Copy out each line exactly; pictures stay out of the copy.
───── THE INPUT ─────
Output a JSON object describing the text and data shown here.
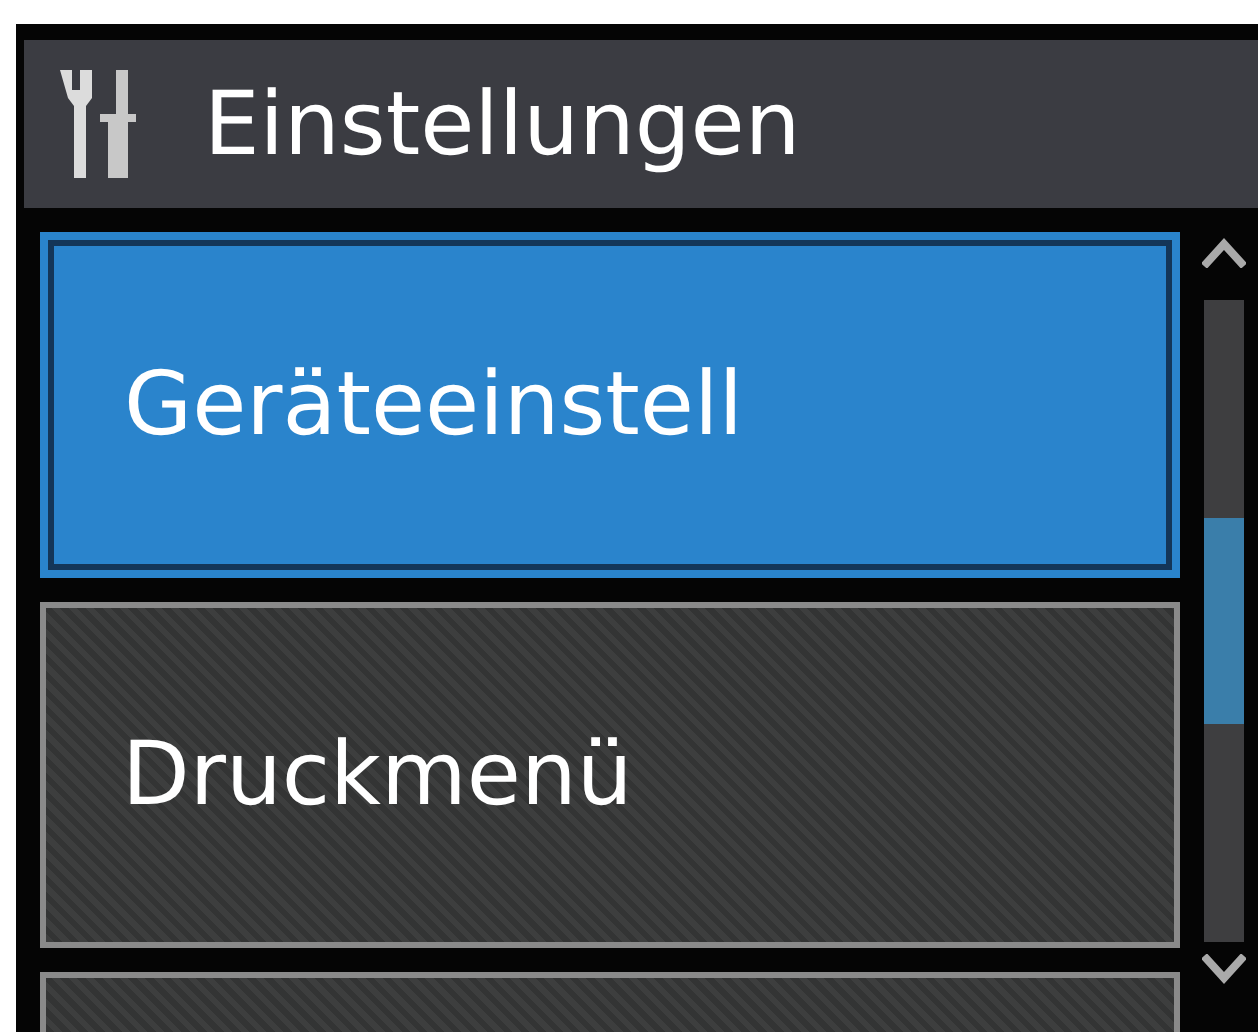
{
  "header": {
    "title": "Einstellungen"
  },
  "items": [
    {
      "label": "Geräteeinstell",
      "selected": true
    },
    {
      "label": "Druckmenü",
      "selected": false
    },
    {
      "selected": false
    }
  ]
}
─────
§ **SOLUTION TO THIS PROBLEM**
Output a JSON object describing the text and data shown here.
{
  "header": {
    "title": "Einstellungen"
  },
  "items": [
    {
      "label": "Geräteeinstell",
      "selected": true
    },
    {
      "label": "Druckmenü",
      "selected": false
    },
    {
      "selected": false
    }
  ]
}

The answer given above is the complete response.